**Provided data:**

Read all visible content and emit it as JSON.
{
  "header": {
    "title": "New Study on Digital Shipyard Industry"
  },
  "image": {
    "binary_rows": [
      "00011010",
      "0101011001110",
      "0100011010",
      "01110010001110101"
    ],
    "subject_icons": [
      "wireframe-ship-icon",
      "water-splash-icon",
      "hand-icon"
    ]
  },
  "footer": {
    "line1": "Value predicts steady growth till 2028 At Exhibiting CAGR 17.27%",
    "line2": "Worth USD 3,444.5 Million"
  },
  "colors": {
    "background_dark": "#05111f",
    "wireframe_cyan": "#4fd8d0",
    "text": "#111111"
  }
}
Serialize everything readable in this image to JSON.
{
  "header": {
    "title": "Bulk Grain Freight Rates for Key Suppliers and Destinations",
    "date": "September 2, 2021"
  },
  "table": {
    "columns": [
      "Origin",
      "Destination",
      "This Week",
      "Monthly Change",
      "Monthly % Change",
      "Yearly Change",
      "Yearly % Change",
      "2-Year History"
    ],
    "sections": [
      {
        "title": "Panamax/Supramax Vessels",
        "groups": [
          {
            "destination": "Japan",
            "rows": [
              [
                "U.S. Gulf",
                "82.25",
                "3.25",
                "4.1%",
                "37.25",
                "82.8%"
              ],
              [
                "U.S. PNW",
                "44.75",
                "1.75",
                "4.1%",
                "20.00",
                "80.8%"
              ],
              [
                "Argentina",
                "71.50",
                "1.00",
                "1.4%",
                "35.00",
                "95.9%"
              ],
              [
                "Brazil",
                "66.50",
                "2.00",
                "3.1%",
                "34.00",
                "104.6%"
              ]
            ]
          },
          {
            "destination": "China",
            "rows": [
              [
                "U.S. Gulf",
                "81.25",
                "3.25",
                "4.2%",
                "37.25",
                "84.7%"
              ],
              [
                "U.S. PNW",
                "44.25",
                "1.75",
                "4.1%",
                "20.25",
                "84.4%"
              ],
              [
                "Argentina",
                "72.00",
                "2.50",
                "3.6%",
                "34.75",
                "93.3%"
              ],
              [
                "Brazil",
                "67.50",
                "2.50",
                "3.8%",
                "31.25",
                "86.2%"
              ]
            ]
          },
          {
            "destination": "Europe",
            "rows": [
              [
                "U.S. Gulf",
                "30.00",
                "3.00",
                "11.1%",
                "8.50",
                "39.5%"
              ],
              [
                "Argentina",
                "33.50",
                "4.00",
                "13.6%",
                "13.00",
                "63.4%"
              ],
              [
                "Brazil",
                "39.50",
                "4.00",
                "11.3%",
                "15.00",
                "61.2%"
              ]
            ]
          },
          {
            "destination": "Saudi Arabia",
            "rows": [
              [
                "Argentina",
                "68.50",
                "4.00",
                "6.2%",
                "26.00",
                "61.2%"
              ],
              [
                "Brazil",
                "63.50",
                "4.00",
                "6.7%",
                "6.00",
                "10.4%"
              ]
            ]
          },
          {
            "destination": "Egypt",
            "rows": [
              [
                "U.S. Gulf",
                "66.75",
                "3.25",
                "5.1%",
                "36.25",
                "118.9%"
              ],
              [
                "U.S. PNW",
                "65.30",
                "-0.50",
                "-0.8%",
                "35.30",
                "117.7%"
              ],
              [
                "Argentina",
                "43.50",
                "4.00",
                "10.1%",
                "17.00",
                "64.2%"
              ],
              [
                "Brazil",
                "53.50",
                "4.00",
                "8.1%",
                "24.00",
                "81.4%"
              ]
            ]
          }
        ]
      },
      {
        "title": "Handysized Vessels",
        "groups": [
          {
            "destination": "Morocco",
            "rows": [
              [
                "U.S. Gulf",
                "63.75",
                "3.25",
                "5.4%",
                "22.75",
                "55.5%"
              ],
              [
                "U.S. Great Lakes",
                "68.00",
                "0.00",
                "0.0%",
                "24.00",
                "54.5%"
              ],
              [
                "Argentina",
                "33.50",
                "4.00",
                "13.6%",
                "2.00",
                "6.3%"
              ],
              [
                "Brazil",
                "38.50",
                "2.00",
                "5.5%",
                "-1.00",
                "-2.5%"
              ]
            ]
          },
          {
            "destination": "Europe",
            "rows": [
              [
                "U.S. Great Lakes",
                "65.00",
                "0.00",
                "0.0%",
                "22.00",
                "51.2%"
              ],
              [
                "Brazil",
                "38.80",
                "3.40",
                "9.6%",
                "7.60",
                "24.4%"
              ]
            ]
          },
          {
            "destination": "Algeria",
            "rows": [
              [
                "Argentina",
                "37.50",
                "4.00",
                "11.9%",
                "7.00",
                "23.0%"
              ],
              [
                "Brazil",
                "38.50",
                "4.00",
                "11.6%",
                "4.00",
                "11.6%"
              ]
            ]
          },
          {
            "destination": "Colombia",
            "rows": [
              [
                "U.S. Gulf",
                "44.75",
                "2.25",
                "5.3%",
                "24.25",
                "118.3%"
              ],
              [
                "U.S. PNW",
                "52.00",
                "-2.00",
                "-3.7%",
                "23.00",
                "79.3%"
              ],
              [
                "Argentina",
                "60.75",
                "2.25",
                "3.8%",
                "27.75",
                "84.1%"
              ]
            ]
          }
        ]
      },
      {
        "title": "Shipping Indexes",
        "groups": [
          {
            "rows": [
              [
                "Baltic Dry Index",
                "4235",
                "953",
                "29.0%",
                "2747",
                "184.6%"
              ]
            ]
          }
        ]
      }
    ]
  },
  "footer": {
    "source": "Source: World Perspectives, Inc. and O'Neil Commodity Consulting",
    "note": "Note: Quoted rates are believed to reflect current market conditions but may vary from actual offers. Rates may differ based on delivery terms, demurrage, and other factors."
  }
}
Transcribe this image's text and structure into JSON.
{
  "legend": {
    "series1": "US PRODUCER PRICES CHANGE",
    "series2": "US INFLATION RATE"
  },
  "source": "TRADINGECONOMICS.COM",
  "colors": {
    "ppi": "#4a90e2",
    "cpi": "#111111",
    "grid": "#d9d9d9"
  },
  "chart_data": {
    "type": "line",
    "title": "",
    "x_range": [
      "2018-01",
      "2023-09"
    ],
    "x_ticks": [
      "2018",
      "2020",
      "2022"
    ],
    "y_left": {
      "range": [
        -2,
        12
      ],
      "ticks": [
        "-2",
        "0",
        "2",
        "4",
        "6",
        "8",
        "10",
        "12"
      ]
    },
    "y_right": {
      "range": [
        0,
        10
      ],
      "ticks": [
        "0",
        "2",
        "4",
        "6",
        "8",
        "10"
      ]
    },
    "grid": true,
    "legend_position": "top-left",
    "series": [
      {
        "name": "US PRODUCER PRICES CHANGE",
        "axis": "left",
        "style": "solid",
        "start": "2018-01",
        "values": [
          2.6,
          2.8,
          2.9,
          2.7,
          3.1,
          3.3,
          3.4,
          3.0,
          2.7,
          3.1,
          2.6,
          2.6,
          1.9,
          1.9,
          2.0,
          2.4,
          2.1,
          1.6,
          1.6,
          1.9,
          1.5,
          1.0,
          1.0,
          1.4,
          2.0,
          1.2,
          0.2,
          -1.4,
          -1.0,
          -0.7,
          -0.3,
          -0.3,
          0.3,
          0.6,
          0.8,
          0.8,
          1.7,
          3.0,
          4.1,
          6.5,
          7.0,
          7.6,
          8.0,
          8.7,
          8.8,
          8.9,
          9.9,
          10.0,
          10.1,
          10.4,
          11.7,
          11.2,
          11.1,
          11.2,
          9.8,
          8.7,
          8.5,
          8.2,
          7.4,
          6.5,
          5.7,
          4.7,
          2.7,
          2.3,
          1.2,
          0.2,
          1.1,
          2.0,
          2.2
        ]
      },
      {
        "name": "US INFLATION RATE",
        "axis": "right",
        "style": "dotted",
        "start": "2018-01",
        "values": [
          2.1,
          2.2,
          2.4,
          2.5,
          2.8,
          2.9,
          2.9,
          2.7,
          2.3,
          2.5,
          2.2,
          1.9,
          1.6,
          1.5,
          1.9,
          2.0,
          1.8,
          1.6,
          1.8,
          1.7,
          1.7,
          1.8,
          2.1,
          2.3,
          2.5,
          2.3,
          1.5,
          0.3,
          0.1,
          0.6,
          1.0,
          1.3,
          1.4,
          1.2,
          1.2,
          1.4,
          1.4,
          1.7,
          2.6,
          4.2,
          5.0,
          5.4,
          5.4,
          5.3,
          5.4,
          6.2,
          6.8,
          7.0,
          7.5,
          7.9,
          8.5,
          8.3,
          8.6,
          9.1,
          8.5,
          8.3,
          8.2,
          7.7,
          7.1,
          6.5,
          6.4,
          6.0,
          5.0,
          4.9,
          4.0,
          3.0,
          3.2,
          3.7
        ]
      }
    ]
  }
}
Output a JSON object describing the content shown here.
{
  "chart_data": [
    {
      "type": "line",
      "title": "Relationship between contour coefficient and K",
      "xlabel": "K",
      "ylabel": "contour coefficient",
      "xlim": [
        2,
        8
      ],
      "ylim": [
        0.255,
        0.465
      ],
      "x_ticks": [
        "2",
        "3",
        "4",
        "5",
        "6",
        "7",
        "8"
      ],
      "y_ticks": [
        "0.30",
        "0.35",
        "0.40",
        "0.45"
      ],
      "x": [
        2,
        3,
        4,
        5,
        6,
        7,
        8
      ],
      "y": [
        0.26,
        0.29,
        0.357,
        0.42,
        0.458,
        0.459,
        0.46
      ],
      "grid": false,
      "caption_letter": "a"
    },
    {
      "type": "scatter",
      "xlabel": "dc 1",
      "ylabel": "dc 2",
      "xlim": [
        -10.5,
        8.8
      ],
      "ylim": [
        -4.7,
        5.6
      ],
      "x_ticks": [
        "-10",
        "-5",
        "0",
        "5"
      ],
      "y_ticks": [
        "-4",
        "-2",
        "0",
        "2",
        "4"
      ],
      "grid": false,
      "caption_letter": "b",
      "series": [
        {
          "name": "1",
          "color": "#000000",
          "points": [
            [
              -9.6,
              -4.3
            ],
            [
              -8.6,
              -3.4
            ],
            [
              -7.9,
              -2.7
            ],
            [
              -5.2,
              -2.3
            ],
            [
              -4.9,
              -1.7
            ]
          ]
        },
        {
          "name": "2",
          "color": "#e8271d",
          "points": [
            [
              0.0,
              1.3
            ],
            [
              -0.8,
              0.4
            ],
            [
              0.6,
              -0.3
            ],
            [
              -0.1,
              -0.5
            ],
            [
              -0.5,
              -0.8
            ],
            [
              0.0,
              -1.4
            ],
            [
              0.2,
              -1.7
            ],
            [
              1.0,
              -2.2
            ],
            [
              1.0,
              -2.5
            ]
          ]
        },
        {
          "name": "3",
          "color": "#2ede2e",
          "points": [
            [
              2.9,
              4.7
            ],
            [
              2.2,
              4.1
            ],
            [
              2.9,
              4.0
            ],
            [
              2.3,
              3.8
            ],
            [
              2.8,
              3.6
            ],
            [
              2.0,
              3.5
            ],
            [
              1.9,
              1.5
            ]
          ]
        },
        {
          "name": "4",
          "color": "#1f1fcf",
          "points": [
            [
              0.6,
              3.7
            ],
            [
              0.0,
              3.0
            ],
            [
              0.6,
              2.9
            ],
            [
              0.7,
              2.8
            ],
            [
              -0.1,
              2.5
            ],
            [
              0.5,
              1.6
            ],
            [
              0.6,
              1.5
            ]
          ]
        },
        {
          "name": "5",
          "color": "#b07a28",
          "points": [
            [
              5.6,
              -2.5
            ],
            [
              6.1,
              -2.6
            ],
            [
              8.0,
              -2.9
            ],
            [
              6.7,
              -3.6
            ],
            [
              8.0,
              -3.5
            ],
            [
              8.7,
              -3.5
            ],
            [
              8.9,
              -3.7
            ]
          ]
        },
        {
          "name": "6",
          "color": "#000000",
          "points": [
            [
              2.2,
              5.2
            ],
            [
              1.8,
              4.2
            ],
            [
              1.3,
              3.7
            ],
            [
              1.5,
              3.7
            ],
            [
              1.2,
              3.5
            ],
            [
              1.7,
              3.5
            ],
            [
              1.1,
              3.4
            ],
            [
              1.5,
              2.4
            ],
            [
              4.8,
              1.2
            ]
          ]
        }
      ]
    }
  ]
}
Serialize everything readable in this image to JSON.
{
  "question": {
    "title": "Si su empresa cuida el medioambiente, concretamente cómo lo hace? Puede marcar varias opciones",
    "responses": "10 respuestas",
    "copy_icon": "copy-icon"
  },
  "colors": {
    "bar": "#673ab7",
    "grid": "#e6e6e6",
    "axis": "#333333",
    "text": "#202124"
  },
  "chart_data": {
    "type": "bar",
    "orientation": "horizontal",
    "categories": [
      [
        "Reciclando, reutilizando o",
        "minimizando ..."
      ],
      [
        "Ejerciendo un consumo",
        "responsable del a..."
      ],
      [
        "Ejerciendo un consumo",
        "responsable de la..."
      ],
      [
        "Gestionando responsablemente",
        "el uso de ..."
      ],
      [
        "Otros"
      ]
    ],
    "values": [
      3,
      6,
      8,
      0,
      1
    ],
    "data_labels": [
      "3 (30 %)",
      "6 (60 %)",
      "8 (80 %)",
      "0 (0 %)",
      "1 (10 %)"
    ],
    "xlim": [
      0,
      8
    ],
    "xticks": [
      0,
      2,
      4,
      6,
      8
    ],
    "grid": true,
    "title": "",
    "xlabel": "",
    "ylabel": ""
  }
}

**Work to do:** Among the lines above, count those containing the word "Rates" and give nothing but the result.

**Exercise result:** 2